INSTRUCTIONS FOR THE TASK:
Rewrite each line of the material, changing every "peak-label" to "peak-annotation" and keeping everything else the same. Leave out the pictures.

Collected data:
========================================

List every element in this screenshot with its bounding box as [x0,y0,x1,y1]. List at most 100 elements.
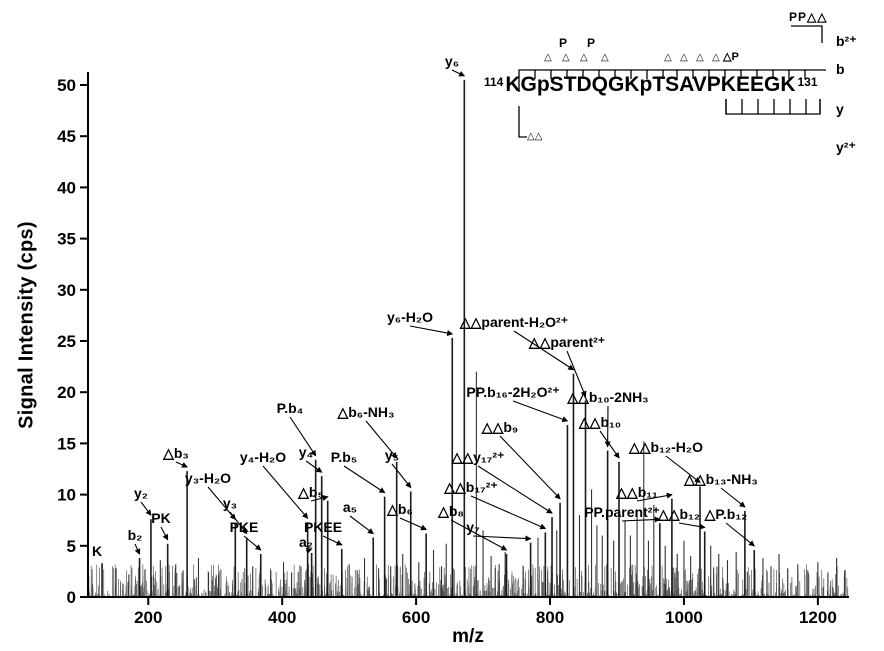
y-tick-label: 5 [67,537,76,556]
label-arrow [349,515,374,535]
label-arrow [665,455,701,483]
y-tick-label: 30 [57,281,76,300]
label-arrow [343,465,386,494]
peak-label: y₂ [134,485,148,501]
phospho-loss-triangle: △ [562,52,570,63]
label-arrow [472,535,532,542]
x-tick-label: 600 [402,608,430,627]
x-tick-label: 200 [134,608,162,627]
peak-label: △△parent²⁺ [528,334,605,350]
ion-series-label-b: b [836,61,845,77]
ion-ladder-brackets [518,25,826,138]
x-tick-label: 800 [536,608,564,627]
phospho-loss-triangle: △ [712,52,720,63]
peak-label: △b₆ [386,501,413,517]
minor-peaks [115,371,846,597]
phospho-loss-triangle: △ [664,52,672,63]
label-arrow [289,416,317,457]
peak-label: PKE [230,519,259,535]
ion-series-label-y: y [836,101,844,117]
delta-p-mark: △P [723,51,739,63]
phospho-loss-triangle: △ [680,52,688,63]
peak-label: △△b₁₀-2NH₃ [566,389,648,405]
label-arrow [140,501,152,516]
residue-end-number: 131 [797,75,818,89]
peak-label: y₇ [466,519,479,535]
label-arrow [243,535,262,551]
x-tick-label: 1200 [799,608,837,627]
x-axis-title: m/z [452,626,484,647]
peak-label: △△b₁₀ [578,414,621,430]
label-arrow [477,465,553,514]
peak-label: △△b₁₂ [657,506,700,522]
peak-label: △△b₁₂-H₂O [628,439,703,455]
y-tick-label: 50 [57,76,76,95]
label-arrow [636,492,673,502]
peak-label: △△b₉ [481,419,518,435]
phospho-mark: P [559,36,568,50]
x-tick-label: 400 [268,608,296,627]
x-tick-label: 1000 [665,608,703,627]
ion-series-label-y2plus: y²⁺ [836,139,856,155]
y-tick-label: 0 [67,588,76,607]
y2-bracket [518,106,527,138]
peak-label: y₃-H₂O [185,470,231,486]
label-arrow [470,495,547,530]
phospho-loss-triangle: △ [580,52,588,63]
label-arrow [499,435,561,500]
peak-label: PKEE [304,519,342,535]
peak-label: △b₆-NH₃ [336,404,394,420]
label-arrow [310,495,329,502]
ion-series-label-b2plus: b²⁺ [836,33,857,49]
y-tick-label: 20 [57,383,76,402]
phospho-loss-triangle: △ [601,52,609,63]
label-arrow [134,543,141,555]
peak-label: P.b₅ [331,449,357,465]
label-arrow [322,535,343,546]
peak-label: PP.parent²⁺ [584,504,660,520]
peak-label: y₅ [385,447,399,463]
label-arrow [599,430,620,459]
peak-label: P.b₄ [277,400,304,416]
peak-label: △△b₁₇²⁺ [443,479,498,495]
label-arrow [305,460,323,473]
peak-label: △△b₁₁ [615,484,658,500]
label-arrow [207,486,236,520]
phospho-mark: P [587,36,596,50]
y-axis-title: Signal Intensity (cps) [15,221,38,429]
peak-label: △P.b₁₂ [704,506,748,522]
peak-label: PK [151,510,170,526]
y-tick-label: 40 [57,178,76,197]
label-arrow [678,522,706,530]
peak-label: b₂ [128,527,143,543]
peak-label: y₃ [223,495,237,511]
peak-label: y₄ [299,444,313,460]
label-arrow [399,517,427,531]
peak-label: y₆-H₂O [387,309,433,325]
peak-label: △△parent-H₂O²⁺ [459,314,568,330]
y-tick-label: 45 [57,127,76,146]
peak-label: △b₃ [162,445,189,461]
y-tick-label: 15 [57,434,76,453]
peak-label: a₅ [343,499,357,515]
y-tick-label: 25 [57,332,76,351]
label-arrow [451,69,466,77]
label-arrow [513,330,575,371]
peak-label: △△b₁₃-NH₃ [683,471,758,487]
label-arrow [160,526,169,541]
phospho-loss-triangle: △ [544,52,552,63]
label-arrow [725,522,755,547]
residue-start-number: 114 [484,75,504,89]
peak-label: PP.b₁₆-2H₂O²⁺ [466,384,559,400]
label-arrow [391,463,412,489]
peak-arrows [134,69,755,555]
peak-label: a₂ [299,534,313,550]
peak-label: △b₈ [437,503,464,519]
noise-peaks [88,564,849,597]
y-tick-label: 35 [57,230,76,249]
y2-triangle-mark: △△ [527,131,543,142]
pp-bracket [791,25,823,43]
label-arrow [621,516,661,523]
label-arrow [229,511,248,535]
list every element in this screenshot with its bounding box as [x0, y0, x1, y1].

========================================

THE SOLUTION:
List every element in this screenshot with its bounding box as [x0,y0,x1,y1]. List at most 100 elements.
y-tick-label: 5 [67,537,76,556]
label-arrow [349,515,374,535]
label-arrow [665,455,701,483]
y-tick-label: 30 [57,281,76,300]
label-arrow [343,465,386,494]
peak-annotation: y₂ [134,485,148,501]
phospho-loss-triangle: △ [562,52,570,63]
label-arrow [472,535,532,542]
x-tick-label: 600 [402,608,430,627]
x-tick-label: 200 [134,608,162,627]
peak-annotation: △△parent²⁺ [528,334,605,350]
ion-series-label-b: b [836,61,845,77]
ion-ladder-brackets [518,25,826,138]
x-tick-label: 800 [536,608,564,627]
phospho-loss-triangle: △ [712,52,720,63]
peak-annotation: △b₆ [386,501,413,517]
minor-peaks [115,371,846,597]
phospho-loss-triangle: △ [664,52,672,63]
label-arrow [289,416,317,457]
peak-annotation: PKE [230,519,259,535]
ion-series-label-y: y [836,101,844,117]
delta-p-mark: △P [723,51,739,63]
phospho-loss-triangle: △ [680,52,688,63]
peak-annotation: △△b₁₀-2NH₃ [566,389,648,405]
label-arrow [140,501,152,516]
residue-end-number: 131 [797,75,818,89]
peak-annotation: y₇ [466,519,479,535]
label-arrow [243,535,262,551]
x-tick-label: 1200 [799,608,837,627]
x-axis-title: m/z [452,626,484,647]
peak-annotation: △△b₁₀ [578,414,621,430]
label-arrow [477,465,553,514]
peak-annotation: △△b₁₂ [657,506,700,522]
peak-annotation: △△b₁₂-H₂O [628,439,703,455]
y-tick-label: 50 [57,76,76,95]
label-arrow [636,492,673,502]
peak-annotation: △△b₉ [481,419,518,435]
phospho-mark: P [559,36,568,50]
x-tick-label: 400 [268,608,296,627]
x-tick-label: 1000 [665,608,703,627]
ion-series-label-y2plus: y²⁺ [836,139,856,155]
y-tick-label: 0 [67,588,76,607]
y2-bracket [518,106,527,138]
peak-annotation: y₃-H₂O [185,470,231,486]
label-arrow [470,495,547,530]
phospho-loss-triangle: △ [580,52,588,63]
label-arrow [499,435,561,500]
peak-annotation: PKEE [304,519,342,535]
peak-annotation: △b₆-NH₃ [336,404,394,420]
label-arrow [310,495,329,502]
ion-series-label-b2plus: b²⁺ [836,33,857,49]
y-tick-label: 20 [57,383,76,402]
phospho-loss-triangle: △ [601,52,609,63]
label-arrow [134,543,141,555]
peak-annotation: P.b₅ [331,449,357,465]
label-arrow [322,535,343,546]
peak-annotation: PP.parent²⁺ [584,504,660,520]
peak-annotation: y₅ [385,447,399,463]
label-arrow [599,430,620,459]
peak-annotation: P.b₄ [277,400,304,416]
peak-annotation: △△b₁₇²⁺ [443,479,498,495]
label-arrow [305,460,323,473]
peak-annotation: △△b₁₁ [615,484,658,500]
label-arrow [207,486,236,520]
phospho-mark: P [587,36,596,50]
y-axis-title: Signal Intensity (cps) [15,221,38,429]
peak-annotation: △P.b₁₂ [704,506,748,522]
peak-annotation: PK [151,510,170,526]
y-tick-label: 40 [57,178,76,197]
label-arrow [678,522,706,530]
peak-annotation: b₂ [128,527,143,543]
peak-annotation: y₃ [223,495,237,511]
peak-annotation: y₄ [299,444,313,460]
label-arrow [399,517,427,531]
peak-annotation: y₆-H₂O [387,309,433,325]
peak-annotation: △△parent-H₂O²⁺ [459,314,568,330]
y-tick-label: 45 [57,127,76,146]
peak-annotation: △b₃ [162,445,189,461]
y-tick-label: 15 [57,434,76,453]
peak-annotation: a₅ [343,499,357,515]
y-tick-label: 25 [57,332,76,351]
label-arrow [451,69,466,77]
label-arrow [513,330,575,371]
peak-annotation: △△b₁₃-NH₃ [683,471,758,487]
label-arrow [160,526,169,541]
phospho-loss-triangle: △ [544,52,552,63]
label-arrow [725,522,755,547]
residue-start-number: 114 [484,75,504,89]
peak-annotation: PP.b₁₆-2H₂O²⁺ [466,384,559,400]
label-arrow [391,463,412,489]
peak-arrows [134,69,755,555]
peak-annotation: a₂ [299,534,313,550]
peak-annotation: △b₈ [437,503,464,519]
noise-peaks [88,564,849,597]
y-tick-label: 35 [57,230,76,249]
y2-triangle-mark: △△ [527,131,543,142]
pp-bracket [791,25,823,43]
label-arrow [621,516,661,523]
label-arrow [229,511,248,535]
list every element in this screenshot with its bounding box as [x0, y0, x1, y1].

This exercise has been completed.